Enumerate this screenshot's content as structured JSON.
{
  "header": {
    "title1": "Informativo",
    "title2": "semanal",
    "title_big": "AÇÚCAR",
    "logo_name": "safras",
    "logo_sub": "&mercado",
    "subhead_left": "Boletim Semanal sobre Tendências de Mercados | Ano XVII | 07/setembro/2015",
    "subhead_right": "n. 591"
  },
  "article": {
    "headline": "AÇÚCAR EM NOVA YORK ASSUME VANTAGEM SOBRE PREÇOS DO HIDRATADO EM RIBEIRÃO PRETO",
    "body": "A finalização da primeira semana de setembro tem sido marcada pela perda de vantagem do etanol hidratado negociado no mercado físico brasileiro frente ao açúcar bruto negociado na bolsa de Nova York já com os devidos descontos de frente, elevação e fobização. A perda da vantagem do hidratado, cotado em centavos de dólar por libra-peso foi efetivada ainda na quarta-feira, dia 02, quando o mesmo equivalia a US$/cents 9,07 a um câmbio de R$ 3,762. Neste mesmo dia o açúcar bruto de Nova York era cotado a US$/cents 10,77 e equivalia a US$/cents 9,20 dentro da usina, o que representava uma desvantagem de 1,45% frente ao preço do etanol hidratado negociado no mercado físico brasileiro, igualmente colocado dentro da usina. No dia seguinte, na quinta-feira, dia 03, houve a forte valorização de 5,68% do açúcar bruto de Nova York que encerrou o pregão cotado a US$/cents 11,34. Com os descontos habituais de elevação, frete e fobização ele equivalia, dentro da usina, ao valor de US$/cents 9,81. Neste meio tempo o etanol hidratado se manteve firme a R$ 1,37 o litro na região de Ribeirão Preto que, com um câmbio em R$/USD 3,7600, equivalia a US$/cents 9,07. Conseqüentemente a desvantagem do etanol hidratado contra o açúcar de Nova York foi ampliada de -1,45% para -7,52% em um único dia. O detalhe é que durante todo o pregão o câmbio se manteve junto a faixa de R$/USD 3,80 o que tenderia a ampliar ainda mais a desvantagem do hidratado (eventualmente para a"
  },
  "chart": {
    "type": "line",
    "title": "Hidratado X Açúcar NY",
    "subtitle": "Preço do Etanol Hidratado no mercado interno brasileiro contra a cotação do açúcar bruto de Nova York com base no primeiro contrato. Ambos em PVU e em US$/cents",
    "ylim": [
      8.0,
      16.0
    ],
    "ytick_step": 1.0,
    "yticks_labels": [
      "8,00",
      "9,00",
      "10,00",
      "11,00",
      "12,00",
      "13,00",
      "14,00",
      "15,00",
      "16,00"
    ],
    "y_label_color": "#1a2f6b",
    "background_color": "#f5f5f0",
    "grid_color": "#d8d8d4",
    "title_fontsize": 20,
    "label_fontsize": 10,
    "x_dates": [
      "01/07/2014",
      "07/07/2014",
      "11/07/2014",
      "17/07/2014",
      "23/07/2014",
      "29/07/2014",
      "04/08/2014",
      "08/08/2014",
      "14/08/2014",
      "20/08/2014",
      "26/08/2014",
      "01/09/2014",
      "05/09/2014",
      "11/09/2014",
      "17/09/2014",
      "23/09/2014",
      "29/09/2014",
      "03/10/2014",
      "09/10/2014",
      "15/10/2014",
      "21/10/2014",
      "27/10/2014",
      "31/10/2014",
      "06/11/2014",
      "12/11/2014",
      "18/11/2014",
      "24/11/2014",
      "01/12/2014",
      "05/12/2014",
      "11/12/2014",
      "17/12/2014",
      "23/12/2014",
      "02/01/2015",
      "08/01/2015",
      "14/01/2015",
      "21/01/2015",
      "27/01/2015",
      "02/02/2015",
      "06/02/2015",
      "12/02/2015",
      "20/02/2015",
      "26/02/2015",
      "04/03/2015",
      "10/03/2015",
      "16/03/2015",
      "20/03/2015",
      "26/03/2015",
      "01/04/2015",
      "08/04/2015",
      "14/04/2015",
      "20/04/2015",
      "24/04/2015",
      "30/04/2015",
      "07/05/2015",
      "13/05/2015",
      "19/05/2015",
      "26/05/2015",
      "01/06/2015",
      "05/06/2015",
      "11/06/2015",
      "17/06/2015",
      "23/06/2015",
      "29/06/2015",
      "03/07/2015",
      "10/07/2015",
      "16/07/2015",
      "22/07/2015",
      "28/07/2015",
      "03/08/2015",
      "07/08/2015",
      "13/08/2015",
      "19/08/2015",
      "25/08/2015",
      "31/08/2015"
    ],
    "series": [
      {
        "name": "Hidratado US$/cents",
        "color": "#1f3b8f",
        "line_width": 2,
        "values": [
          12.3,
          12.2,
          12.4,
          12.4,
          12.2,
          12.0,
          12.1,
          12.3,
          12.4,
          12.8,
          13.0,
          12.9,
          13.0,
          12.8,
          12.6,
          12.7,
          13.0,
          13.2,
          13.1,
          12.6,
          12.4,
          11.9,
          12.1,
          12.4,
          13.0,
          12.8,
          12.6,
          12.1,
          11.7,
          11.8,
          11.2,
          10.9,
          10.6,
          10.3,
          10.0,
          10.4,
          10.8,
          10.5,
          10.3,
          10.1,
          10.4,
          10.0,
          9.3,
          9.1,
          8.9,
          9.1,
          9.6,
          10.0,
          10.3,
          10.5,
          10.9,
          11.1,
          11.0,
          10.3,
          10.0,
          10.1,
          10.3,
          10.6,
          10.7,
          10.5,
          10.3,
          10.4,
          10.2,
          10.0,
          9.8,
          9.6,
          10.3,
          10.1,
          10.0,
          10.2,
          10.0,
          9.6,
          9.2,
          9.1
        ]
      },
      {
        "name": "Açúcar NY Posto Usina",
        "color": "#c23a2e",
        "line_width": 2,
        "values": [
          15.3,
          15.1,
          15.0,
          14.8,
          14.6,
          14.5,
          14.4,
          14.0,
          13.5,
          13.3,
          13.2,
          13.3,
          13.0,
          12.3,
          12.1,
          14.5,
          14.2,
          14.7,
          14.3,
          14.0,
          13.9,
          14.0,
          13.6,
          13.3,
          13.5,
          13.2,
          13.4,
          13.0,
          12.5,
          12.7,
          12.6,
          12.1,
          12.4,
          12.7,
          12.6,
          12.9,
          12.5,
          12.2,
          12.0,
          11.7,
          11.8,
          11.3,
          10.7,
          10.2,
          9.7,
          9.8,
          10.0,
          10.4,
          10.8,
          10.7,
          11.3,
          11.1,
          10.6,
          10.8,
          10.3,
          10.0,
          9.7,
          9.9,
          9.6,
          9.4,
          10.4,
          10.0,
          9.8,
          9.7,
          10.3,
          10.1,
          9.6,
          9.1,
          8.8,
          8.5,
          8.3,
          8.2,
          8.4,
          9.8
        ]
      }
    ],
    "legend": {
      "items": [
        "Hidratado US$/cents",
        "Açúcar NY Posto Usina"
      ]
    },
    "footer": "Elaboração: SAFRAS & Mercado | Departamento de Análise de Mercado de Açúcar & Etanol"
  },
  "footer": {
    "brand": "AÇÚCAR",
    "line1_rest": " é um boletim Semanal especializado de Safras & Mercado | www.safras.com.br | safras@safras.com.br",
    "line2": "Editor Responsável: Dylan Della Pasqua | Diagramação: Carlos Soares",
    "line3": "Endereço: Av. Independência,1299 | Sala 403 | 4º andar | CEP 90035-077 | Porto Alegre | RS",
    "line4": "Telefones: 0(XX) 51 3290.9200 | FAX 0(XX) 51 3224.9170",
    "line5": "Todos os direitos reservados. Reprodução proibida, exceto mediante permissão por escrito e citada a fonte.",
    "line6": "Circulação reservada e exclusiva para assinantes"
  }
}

SHORT TASK:
Scan the material line by line and report each one that contains "setembro".

WRITTEN REPLY:
    "subhead_left": "Boletim Semanal sobre Tendências de Mercados | Ano XVII | 07/setembro/2015",
    "body": "A finalização da primeira semana de setembro tem sido marcada pela perda de vantagem do etanol hidratado negociado no mercado físico brasileiro frente ao açúcar bruto negociado na bolsa de Nova York já com os devidos descontos de frente, elevação e fobização. A perda da vantagem do hidratado, cotado em centavos de dólar por libra-peso foi efetivada ainda na quarta-feira, dia 02, quando o mesmo equivalia a US$/cents 9,07 a um câmbio de R$ 3,762. Neste mesmo dia o açúcar bruto de Nova York era cotado a US$/cents 10,77 e equivalia a US$/cents 9,20 dentro da usina, o que representava uma desvantagem de 1,45% frente ao preço do etanol hidratado negociado no mercado físico brasileiro, igualmente colocado dentro da usina. No dia seguinte, na quinta-feira, dia 03, houve a forte valorização de 5,68% do açúcar bruto de Nova York que encerrou o pregão cotado a US$/cents 11,34. Com os descontos habituais de elevação, frete e fobização ele equivalia, dentro da usina, ao valor de US$/cents 9,81. Neste meio tempo o etanol hidratado se manteve firme a R$ 1,37 o litro na região de Ribeirão Preto que, com um câmbio em R$/USD 3,7600, equivalia a US$/cents 9,07. Conseqüentemente a desvantagem do etanol hidratado contra o açúcar de Nova York foi ampliada de -1,45% para -7,52% em um único dia. O detalhe é que durante todo o pregão o câmbio se manteve junto a faixa de R$/USD 3,80 o que tenderia a ampliar ainda mais a desvantagem do hidratado (eventualmente para a"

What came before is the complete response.